Excerpt:
####

China’s economy has grown rapidly in the last three decades, doubling in size every seven to eight years. At the same time, economic disparity, social discontent, and environmental problems have intensified in China. Minority regions in western China, including Inner Mongolia and Tibet, have to contend with the additional issue of cultural survival. Development drives in these regions have tended to follow the economic model of China’s coastal provinces, and increasingly minority groups are facing an impossible choice between embracing economic development and maintaining their cultural integrity. As an early adopter of development-oriented policies, Mongols lie at the forefront of this conundrum.
This article discusses the loss of Mongolian lands and culture amidst China’s development drives. Much of this article draws on more than a decade of study on the Ordos Plateau in central Inner Mongolia, which I began as a graduate student in 1991, examining environmental practices in the post-reform era. I was optimistic about China’s environmental future then. This optimism has been much dampened over the years as I have seen the accelerating loss of Mongolian grassland and culture.

####

Records shown:
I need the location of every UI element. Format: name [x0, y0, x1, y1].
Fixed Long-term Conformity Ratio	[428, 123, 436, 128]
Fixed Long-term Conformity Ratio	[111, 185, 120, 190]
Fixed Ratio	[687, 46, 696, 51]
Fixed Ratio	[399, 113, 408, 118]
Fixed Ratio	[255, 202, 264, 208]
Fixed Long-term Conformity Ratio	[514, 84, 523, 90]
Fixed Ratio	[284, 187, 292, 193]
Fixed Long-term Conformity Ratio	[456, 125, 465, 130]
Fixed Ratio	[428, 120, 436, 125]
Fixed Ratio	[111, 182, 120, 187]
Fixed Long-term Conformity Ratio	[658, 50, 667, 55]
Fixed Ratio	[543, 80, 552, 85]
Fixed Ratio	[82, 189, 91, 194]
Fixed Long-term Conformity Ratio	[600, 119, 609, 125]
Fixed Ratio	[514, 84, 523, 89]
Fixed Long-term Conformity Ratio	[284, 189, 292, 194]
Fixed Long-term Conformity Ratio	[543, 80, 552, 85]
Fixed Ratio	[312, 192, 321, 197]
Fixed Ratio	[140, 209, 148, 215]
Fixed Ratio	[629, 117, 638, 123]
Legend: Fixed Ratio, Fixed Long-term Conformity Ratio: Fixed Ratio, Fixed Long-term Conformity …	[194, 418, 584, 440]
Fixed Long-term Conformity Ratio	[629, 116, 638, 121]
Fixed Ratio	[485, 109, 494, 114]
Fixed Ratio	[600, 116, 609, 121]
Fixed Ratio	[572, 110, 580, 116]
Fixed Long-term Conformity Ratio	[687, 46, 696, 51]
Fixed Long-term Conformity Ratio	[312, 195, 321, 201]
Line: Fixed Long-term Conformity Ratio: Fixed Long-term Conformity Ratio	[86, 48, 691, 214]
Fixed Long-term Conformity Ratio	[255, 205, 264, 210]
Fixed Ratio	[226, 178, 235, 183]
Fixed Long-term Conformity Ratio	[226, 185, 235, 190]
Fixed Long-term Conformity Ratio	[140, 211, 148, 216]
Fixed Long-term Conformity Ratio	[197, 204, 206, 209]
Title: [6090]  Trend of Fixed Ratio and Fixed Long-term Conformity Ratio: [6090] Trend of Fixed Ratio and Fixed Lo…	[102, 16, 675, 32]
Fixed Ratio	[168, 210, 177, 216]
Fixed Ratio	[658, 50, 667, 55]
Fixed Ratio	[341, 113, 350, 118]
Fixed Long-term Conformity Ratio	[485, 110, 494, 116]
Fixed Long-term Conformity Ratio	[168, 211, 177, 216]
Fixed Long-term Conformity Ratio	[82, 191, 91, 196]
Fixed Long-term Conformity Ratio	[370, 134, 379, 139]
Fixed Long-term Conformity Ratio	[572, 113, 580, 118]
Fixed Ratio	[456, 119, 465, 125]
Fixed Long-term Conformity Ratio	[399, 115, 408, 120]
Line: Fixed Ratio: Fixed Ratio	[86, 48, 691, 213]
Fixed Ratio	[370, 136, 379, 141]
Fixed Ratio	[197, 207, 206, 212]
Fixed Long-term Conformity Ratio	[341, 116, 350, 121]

####

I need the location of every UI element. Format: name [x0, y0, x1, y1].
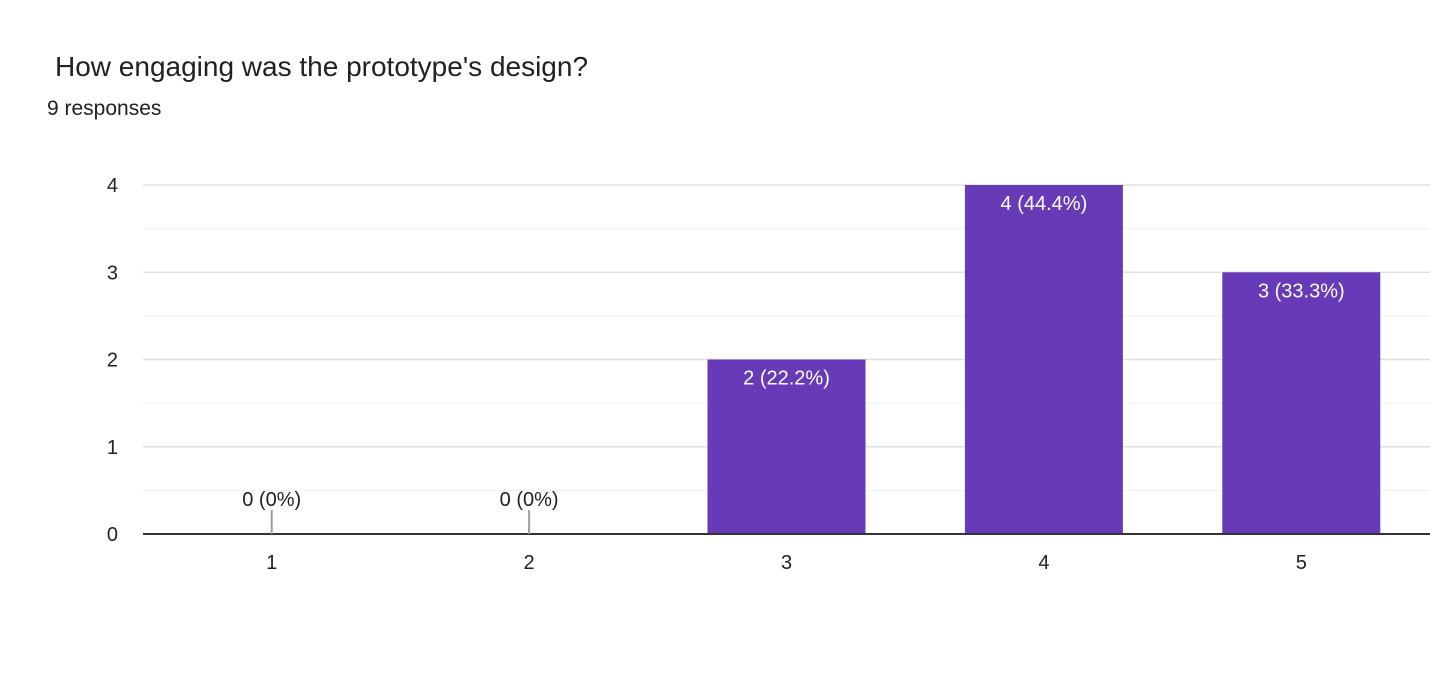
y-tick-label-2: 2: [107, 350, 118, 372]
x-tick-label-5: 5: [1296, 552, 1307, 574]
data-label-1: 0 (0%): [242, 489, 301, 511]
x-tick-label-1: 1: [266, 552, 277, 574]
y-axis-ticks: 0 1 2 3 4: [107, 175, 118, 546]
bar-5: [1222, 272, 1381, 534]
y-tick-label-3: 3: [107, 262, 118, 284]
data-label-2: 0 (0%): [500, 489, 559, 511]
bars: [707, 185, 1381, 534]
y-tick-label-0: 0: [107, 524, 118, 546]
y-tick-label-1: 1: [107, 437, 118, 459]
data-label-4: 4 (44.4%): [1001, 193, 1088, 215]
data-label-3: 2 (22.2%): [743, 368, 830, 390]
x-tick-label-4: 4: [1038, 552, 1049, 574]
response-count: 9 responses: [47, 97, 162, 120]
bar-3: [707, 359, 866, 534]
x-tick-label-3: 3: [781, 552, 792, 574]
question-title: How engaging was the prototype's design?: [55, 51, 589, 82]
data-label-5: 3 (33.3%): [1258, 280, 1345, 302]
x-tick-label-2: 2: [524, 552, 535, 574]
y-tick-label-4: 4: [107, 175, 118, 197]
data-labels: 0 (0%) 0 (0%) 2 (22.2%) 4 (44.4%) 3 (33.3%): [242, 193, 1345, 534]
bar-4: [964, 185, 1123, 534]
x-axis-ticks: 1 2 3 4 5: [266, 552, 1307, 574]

####

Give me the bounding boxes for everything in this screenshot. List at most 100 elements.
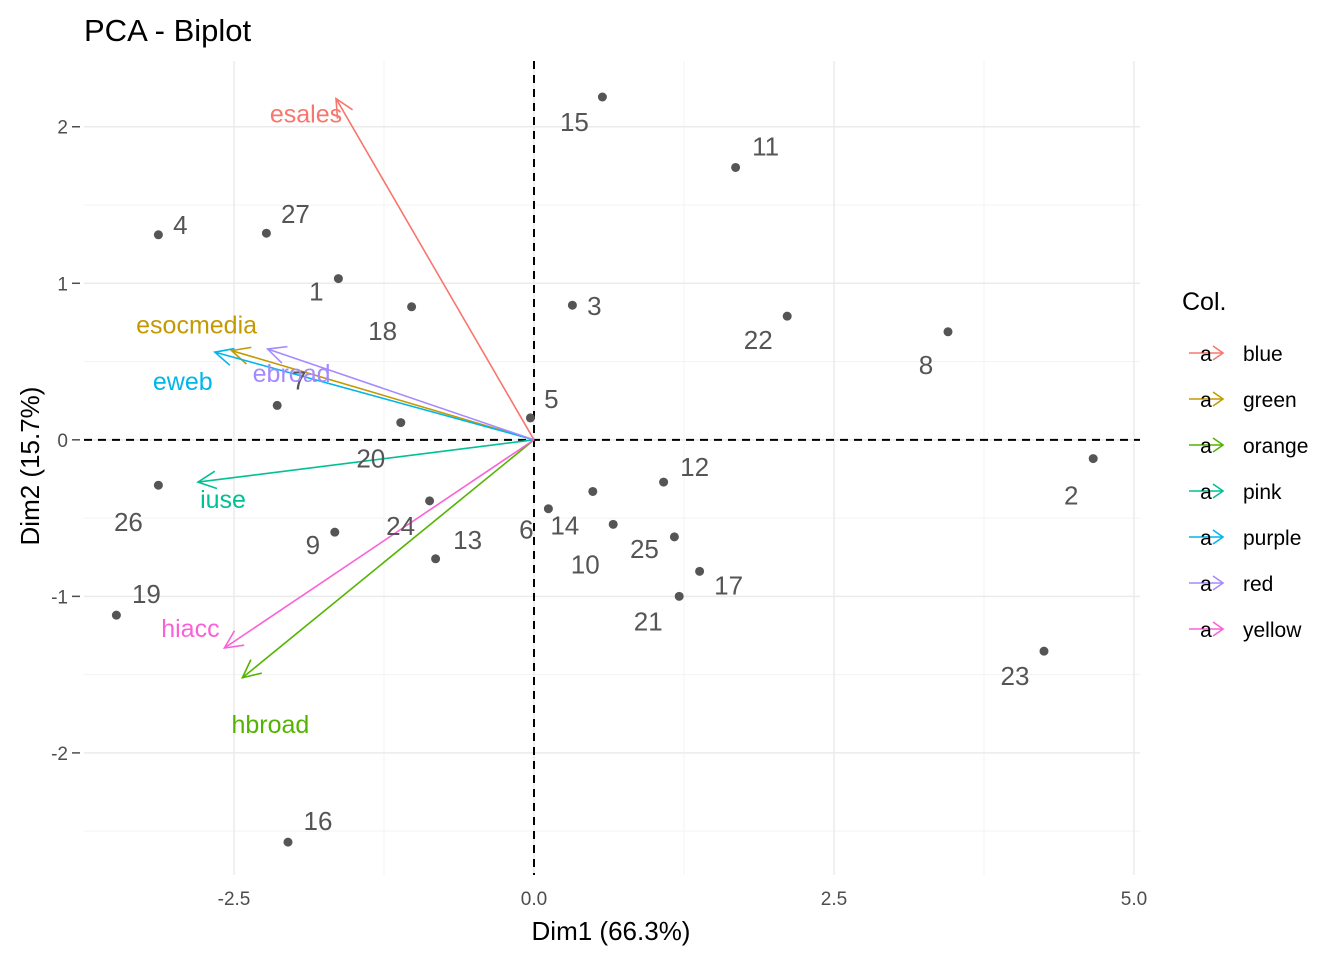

####

Problem set:
**a)** Rewrite the Inner Mongolia excerpt between "This article discusses" and "grassland and culture.", inclusive, substituting "hopeful" for "optimistic".
**b)** Using the Inner Mongolia excerpt, answer:
(i) How often has China's economy doubled in size?
(ii) In what year did the study on the Ordos Plateau begin?
(iii) Which two minority regions in western China are named?
The rows play no part in what follows.

Set of answers:
**a)**
This article discusses the loss of Mongolian lands and culture amidst China’s development drives. Much of this article draws on more than a decade of study on the Ordos Plateau in central Inner Mongolia, which I began as a graduate student in 1991, examining environmental practices in the post-reform era. I was hopeful about China’s environmental future then. This optimism has been much dampened over the years as I have seen the accelerating loss of Mongolian grassland and culture.

**b)**
(i) Every seven to eight years.
(ii) 1991.
(iii) Inner Mongolia and Tibet.